• **What the exercise asks**
Check each line of the data below for the word "image", then extract the ones that have it.

# Start of Listing

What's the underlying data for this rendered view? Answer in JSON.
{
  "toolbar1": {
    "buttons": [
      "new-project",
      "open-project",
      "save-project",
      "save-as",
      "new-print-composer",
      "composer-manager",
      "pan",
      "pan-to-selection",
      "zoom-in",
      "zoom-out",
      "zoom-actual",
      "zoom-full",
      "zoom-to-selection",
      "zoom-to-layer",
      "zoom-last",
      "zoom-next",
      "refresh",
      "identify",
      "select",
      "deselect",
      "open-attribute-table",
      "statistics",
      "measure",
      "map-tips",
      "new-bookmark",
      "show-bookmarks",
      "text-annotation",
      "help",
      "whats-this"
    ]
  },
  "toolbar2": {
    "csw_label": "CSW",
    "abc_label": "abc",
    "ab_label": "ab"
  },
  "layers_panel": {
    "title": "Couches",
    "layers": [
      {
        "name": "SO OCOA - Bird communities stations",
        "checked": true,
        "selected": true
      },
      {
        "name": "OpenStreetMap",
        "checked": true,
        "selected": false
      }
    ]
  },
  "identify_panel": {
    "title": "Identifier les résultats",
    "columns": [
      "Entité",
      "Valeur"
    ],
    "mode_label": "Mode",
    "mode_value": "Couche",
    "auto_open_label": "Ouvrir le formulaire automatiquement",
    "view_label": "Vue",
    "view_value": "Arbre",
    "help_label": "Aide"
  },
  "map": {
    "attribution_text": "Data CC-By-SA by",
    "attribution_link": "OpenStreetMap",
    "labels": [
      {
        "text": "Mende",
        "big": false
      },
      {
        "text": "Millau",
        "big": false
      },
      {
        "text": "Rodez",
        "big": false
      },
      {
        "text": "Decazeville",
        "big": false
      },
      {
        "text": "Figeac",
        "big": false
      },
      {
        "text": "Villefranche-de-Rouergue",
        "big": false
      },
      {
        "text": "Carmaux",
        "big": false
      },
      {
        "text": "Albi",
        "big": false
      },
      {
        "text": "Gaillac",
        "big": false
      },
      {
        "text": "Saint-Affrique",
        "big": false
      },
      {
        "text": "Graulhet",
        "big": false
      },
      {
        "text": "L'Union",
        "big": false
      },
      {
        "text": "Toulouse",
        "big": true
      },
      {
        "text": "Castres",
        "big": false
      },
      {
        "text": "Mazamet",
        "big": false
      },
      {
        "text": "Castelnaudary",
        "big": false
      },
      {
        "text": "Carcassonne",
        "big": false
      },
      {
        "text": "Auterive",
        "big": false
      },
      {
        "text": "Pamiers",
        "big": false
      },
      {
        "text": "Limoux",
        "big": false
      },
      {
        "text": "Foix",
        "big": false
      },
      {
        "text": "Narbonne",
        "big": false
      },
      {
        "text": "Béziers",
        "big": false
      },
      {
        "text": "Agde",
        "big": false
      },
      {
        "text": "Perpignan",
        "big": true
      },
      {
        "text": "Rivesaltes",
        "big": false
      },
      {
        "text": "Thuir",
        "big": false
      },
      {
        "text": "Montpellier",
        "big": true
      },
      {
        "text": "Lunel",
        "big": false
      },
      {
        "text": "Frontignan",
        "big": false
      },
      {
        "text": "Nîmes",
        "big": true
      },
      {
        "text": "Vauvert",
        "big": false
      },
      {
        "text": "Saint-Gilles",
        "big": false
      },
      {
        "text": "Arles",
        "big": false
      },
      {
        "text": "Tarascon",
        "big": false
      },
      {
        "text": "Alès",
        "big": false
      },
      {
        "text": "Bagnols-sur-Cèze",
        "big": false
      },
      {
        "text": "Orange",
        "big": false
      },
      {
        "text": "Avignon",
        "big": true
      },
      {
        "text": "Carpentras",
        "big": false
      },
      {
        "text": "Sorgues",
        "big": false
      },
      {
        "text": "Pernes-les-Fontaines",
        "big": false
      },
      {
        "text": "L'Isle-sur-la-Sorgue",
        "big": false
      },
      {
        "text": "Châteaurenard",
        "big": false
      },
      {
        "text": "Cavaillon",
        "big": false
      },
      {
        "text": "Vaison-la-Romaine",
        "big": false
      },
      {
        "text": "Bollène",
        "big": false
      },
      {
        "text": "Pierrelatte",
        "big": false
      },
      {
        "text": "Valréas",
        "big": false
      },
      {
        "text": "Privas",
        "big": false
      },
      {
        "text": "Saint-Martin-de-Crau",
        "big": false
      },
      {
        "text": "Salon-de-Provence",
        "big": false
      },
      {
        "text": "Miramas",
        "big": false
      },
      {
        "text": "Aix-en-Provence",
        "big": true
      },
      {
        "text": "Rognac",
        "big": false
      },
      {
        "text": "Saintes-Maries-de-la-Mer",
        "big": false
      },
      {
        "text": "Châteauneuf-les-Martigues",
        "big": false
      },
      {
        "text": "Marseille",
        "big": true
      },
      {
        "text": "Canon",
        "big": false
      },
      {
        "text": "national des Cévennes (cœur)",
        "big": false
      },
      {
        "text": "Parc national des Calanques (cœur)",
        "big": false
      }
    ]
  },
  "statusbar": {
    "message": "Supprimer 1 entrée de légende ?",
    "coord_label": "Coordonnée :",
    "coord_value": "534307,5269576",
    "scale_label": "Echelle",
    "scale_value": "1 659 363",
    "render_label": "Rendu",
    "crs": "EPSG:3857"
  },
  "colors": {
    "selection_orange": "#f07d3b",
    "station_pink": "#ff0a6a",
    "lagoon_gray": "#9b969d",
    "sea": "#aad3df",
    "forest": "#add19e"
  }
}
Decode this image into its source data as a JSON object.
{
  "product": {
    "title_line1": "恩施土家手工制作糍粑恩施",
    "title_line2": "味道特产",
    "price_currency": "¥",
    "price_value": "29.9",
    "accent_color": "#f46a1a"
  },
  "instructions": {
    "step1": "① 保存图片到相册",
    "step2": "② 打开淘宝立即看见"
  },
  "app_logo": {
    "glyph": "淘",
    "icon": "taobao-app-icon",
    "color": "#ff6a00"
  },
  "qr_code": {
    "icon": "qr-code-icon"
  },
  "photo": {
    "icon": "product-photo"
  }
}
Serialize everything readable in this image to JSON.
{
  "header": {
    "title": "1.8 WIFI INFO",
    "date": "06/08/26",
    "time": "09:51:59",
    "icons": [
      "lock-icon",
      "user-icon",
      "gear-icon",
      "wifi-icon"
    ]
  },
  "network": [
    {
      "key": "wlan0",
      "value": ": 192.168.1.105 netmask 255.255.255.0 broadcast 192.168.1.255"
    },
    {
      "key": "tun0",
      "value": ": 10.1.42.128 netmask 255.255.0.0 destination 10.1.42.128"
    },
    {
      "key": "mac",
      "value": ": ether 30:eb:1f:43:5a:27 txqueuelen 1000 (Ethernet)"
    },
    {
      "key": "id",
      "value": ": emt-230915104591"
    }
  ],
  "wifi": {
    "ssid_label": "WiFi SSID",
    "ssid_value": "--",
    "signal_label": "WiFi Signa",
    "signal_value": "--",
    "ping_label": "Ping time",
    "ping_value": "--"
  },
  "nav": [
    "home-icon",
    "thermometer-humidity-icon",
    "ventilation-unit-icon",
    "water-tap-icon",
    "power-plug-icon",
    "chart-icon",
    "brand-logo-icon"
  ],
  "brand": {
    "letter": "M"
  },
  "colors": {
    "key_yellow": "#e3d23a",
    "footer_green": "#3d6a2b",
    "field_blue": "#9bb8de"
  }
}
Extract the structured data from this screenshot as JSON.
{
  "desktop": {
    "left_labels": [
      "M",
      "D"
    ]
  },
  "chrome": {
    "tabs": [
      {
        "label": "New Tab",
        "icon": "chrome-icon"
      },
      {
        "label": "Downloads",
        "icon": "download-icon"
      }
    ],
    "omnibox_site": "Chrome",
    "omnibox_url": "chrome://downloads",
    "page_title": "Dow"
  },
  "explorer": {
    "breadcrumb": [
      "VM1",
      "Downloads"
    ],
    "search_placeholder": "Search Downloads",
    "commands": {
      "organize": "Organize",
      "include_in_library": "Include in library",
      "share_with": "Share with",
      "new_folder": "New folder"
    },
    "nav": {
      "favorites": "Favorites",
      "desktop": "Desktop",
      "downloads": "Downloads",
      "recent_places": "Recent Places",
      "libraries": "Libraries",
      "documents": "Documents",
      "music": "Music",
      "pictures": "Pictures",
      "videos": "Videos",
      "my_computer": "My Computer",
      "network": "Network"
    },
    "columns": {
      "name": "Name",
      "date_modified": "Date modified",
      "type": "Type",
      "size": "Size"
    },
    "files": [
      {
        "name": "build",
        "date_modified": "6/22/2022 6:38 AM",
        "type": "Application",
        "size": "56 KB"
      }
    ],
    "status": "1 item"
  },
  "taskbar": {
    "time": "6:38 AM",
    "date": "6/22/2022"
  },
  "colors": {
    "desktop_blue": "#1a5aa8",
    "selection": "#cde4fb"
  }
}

# End of Listing

• **Result for this task**
Decode this image into its source data as a JSON object.
Serialize everything readable in this image to JSON.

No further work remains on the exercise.